* [DESCRIPTION OF THE TASK]: For each line that holds "name", copy the line out.
---------- EXERCISE MATERIALS ----------
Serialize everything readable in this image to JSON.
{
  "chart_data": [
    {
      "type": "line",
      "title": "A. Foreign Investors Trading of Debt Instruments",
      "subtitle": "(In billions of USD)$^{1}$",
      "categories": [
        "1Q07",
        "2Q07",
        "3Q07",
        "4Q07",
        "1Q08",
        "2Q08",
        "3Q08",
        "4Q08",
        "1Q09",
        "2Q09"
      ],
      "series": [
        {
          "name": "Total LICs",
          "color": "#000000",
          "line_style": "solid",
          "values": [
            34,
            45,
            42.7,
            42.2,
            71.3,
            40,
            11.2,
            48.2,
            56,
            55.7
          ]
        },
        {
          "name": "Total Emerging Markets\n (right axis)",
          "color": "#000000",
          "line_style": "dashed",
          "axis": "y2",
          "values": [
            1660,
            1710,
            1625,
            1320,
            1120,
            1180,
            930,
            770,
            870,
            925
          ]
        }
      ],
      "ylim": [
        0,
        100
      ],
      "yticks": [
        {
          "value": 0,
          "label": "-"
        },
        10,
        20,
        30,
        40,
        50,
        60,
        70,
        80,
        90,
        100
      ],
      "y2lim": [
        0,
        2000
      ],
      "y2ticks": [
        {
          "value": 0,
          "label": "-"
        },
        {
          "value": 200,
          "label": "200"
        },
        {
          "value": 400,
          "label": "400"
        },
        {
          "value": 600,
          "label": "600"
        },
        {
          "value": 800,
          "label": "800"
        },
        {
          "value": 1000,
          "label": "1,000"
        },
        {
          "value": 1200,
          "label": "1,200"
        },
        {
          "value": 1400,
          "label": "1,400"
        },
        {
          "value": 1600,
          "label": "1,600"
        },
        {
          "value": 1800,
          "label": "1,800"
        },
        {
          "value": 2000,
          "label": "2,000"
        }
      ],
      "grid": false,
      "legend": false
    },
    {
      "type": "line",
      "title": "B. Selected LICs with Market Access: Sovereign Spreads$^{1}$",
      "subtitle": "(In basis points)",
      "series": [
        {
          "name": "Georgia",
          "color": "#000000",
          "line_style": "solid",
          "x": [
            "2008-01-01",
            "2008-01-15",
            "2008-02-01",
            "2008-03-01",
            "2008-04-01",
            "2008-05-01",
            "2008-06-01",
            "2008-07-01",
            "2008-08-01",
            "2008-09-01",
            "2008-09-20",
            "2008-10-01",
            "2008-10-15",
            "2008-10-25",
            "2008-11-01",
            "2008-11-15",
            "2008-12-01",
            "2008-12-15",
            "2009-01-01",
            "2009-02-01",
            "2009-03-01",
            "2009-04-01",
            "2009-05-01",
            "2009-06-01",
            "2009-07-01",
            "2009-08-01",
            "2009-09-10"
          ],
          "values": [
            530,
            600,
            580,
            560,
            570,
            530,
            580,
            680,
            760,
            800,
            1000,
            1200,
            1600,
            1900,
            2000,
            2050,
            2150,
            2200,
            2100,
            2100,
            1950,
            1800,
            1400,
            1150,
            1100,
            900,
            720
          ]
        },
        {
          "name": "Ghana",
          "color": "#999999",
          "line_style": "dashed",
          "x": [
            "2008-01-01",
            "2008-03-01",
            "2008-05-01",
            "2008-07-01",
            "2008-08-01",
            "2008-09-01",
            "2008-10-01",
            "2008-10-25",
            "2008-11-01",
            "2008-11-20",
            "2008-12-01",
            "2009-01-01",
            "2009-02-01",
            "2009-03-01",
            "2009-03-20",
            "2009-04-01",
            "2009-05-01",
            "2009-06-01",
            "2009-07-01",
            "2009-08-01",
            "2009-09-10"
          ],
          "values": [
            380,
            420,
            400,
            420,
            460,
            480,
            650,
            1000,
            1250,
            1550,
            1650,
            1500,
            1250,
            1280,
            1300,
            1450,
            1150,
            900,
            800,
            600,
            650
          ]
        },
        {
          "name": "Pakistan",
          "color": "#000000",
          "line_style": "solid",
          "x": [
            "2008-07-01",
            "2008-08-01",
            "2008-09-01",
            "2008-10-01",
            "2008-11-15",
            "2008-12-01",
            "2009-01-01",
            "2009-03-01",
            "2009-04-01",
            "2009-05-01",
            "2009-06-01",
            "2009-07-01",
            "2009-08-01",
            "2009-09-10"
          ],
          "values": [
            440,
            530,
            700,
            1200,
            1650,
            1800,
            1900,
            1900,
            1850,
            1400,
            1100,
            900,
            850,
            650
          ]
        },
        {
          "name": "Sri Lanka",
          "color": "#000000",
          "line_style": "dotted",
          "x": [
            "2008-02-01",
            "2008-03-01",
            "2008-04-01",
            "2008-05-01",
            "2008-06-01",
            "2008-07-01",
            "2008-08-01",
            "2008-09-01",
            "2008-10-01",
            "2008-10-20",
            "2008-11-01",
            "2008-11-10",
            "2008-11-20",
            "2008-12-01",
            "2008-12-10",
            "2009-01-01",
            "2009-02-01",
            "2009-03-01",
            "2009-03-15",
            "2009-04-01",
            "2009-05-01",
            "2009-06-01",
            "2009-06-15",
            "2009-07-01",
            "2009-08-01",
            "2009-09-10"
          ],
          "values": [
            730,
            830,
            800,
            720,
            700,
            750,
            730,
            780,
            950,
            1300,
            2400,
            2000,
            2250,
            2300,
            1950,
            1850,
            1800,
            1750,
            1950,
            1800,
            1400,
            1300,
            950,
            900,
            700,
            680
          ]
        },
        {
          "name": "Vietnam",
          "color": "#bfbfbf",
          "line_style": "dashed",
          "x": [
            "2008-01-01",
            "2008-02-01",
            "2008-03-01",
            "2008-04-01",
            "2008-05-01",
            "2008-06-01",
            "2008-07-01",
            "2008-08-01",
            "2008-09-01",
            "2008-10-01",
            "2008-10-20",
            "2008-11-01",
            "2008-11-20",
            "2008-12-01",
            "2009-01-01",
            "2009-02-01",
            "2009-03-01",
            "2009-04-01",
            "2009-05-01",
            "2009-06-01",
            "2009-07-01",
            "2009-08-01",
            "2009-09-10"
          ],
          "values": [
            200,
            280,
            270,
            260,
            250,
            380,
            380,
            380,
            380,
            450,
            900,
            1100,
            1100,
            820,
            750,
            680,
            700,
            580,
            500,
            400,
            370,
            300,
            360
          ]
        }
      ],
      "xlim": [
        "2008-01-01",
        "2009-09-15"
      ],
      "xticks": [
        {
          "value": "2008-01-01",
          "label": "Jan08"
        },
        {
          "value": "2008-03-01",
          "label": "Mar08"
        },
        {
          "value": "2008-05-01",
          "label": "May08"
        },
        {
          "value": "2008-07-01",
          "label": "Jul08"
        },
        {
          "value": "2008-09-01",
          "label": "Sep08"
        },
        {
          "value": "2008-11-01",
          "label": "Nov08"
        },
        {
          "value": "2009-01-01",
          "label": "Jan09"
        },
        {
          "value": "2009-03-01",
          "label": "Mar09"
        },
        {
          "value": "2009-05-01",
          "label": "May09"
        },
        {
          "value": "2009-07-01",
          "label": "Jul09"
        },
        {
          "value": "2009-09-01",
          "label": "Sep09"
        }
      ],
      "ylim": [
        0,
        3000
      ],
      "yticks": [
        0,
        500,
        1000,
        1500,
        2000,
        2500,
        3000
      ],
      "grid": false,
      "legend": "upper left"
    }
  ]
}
----------
* [RESPONSE BELOW]:
          "name": "Total LICs",
          "name": "Total Emerging Markets\n (right axis)",
          "name": "Georgia",
          "name": "Ghana",
          "name": "Pakistan",
          "name": "Sri Lanka",
          "name": "Vietnam",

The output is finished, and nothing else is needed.